[Figure record listings]

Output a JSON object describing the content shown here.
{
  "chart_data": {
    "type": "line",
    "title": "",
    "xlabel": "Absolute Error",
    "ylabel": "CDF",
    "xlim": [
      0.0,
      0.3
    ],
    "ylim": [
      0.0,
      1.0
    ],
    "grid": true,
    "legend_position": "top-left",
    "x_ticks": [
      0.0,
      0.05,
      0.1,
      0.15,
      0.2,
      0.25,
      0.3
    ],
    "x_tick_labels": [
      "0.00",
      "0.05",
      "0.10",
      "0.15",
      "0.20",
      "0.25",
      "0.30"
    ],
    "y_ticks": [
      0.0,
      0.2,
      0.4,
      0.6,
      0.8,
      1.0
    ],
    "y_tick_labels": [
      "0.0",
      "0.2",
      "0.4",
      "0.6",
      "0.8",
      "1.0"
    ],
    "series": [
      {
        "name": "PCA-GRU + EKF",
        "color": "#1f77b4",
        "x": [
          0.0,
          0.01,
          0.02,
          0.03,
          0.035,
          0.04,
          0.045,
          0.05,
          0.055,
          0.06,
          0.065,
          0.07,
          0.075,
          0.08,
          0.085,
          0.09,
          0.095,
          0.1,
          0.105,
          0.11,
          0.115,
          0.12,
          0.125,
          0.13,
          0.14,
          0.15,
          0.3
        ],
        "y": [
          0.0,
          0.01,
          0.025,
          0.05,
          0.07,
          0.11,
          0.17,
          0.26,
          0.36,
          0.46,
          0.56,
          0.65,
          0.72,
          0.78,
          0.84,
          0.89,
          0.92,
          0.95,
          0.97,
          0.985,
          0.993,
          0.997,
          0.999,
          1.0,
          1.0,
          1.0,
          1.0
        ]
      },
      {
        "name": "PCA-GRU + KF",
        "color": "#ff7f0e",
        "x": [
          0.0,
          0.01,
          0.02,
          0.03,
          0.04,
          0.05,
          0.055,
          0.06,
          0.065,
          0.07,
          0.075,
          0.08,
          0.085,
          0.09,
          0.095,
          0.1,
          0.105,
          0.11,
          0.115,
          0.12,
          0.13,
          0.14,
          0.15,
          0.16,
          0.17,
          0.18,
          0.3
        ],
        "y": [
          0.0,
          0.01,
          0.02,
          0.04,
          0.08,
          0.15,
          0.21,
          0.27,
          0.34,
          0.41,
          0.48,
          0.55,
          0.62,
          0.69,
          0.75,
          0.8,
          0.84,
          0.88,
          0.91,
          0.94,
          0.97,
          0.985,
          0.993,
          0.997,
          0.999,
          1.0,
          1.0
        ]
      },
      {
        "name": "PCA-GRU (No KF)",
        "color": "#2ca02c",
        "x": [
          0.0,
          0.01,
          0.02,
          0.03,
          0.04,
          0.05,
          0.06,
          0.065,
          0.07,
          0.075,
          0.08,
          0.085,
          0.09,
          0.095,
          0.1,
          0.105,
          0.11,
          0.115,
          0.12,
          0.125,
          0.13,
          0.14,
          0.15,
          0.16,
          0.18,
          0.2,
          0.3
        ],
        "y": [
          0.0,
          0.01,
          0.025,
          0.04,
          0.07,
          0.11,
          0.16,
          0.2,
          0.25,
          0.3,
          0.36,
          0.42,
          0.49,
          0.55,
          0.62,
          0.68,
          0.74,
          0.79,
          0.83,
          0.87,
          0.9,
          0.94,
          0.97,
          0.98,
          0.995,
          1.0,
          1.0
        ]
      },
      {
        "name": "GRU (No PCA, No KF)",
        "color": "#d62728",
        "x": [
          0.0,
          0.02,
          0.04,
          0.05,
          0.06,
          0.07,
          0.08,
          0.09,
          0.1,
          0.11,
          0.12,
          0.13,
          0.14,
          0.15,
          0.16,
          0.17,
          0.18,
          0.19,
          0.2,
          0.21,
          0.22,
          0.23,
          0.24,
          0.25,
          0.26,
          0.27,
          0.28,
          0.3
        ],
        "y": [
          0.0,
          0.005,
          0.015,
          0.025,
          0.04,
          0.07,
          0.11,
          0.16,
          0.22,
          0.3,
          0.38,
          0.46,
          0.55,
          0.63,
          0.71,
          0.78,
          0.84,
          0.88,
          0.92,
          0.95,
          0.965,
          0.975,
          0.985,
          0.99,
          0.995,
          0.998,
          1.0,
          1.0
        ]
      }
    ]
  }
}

§ **GOAL**
All of the material above needs to be copied exactly.

§ **ANSWER FOR THE TASK**
Output a JSON object describing the content shown here.
{
  "chart_data": {
    "type": "line",
    "title": "",
    "xlabel": "Absolute Error",
    "ylabel": "CDF",
    "xlim": [
      0.0,
      0.3
    ],
    "ylim": [
      0.0,
      1.0
    ],
    "grid": true,
    "legend_position": "top-left",
    "x_ticks": [
      0.0,
      0.05,
      0.1,
      0.15,
      0.2,
      0.25,
      0.3
    ],
    "x_tick_labels": [
      "0.00",
      "0.05",
      "0.10",
      "0.15",
      "0.20",
      "0.25",
      "0.30"
    ],
    "y_ticks": [
      0.0,
      0.2,
      0.4,
      0.6,
      0.8,
      1.0
    ],
    "y_tick_labels": [
      "0.0",
      "0.2",
      "0.4",
      "0.6",
      "0.8",
      "1.0"
    ],
    "series": [
      {
        "name": "PCA-GRU + EKF",
        "color": "#1f77b4",
        "x": [
          0.0,
          0.01,
          0.02,
          0.03,
          0.035,
          0.04,
          0.045,
          0.05,
          0.055,
          0.06,
          0.065,
          0.07,
          0.075,
          0.08,
          0.085,
          0.09,
          0.095,
          0.1,
          0.105,
          0.11,
          0.115,
          0.12,
          0.125,
          0.13,
          0.14,
          0.15,
          0.3
        ],
        "y": [
          0.0,
          0.01,
          0.025,
          0.05,
          0.07,
          0.11,
          0.17,
          0.26,
          0.36,
          0.46,
          0.56,
          0.65,
          0.72,
          0.78,
          0.84,
          0.89,
          0.92,
          0.95,
          0.97,
          0.985,
          0.993,
          0.997,
          0.999,
          1.0,
          1.0,
          1.0,
          1.0
        ]
      },
      {
        "name": "PCA-GRU + KF",
        "color": "#ff7f0e",
        "x": [
          0.0,
          0.01,
          0.02,
          0.03,
          0.04,
          0.05,
          0.055,
          0.06,
          0.065,
          0.07,
          0.075,
          0.08,
          0.085,
          0.09,
          0.095,
          0.1,
          0.105,
          0.11,
          0.115,
          0.12,
          0.13,
          0.14,
          0.15,
          0.16,
          0.17,
          0.18,
          0.3
        ],
        "y": [
          0.0,
          0.01,
          0.02,
          0.04,
          0.08,
          0.15,
          0.21,
          0.27,
          0.34,
          0.41,
          0.48,
          0.55,
          0.62,
          0.69,
          0.75,
          0.8,
          0.84,
          0.88,
          0.91,
          0.94,
          0.97,
          0.985,
          0.993,
          0.997,
          0.999,
          1.0,
          1.0
        ]
      },
      {
        "name": "PCA-GRU (No KF)",
        "color": "#2ca02c",
        "x": [
          0.0,
          0.01,
          0.02,
          0.03,
          0.04,
          0.05,
          0.06,
          0.065,
          0.07,
          0.075,
          0.08,
          0.085,
          0.09,
          0.095,
          0.1,
          0.105,
          0.11,
          0.115,
          0.12,
          0.125,
          0.13,
          0.14,
          0.15,
          0.16,
          0.18,
          0.2,
          0.3
        ],
        "y": [
          0.0,
          0.01,
          0.025,
          0.04,
          0.07,
          0.11,
          0.16,
          0.2,
          0.25,
          0.3,
          0.36,
          0.42,
          0.49,
          0.55,
          0.62,
          0.68,
          0.74,
          0.79,
          0.83,
          0.87,
          0.9,
          0.94,
          0.97,
          0.98,
          0.995,
          1.0,
          1.0
        ]
      },
      {
        "name": "GRU (No PCA, No KF)",
        "color": "#d62728",
        "x": [
          0.0,
          0.02,
          0.04,
          0.05,
          0.06,
          0.07,
          0.08,
          0.09,
          0.1,
          0.11,
          0.12,
          0.13,
          0.14,
          0.15,
          0.16,
          0.17,
          0.18,
          0.19,
          0.2,
          0.21,
          0.22,
          0.23,
          0.24,
          0.25,
          0.26,
          0.27,
          0.28,
          0.3
        ],
        "y": [
          0.0,
          0.005,
          0.015,
          0.025,
          0.04,
          0.07,
          0.11,
          0.16,
          0.22,
          0.3,
          0.38,
          0.46,
          0.55,
          0.63,
          0.71,
          0.78,
          0.84,
          0.88,
          0.92,
          0.95,
          0.965,
          0.975,
          0.985,
          0.99,
          0.995,
          0.998,
          1.0,
          1.0
        ]
      }
    ]
  }
}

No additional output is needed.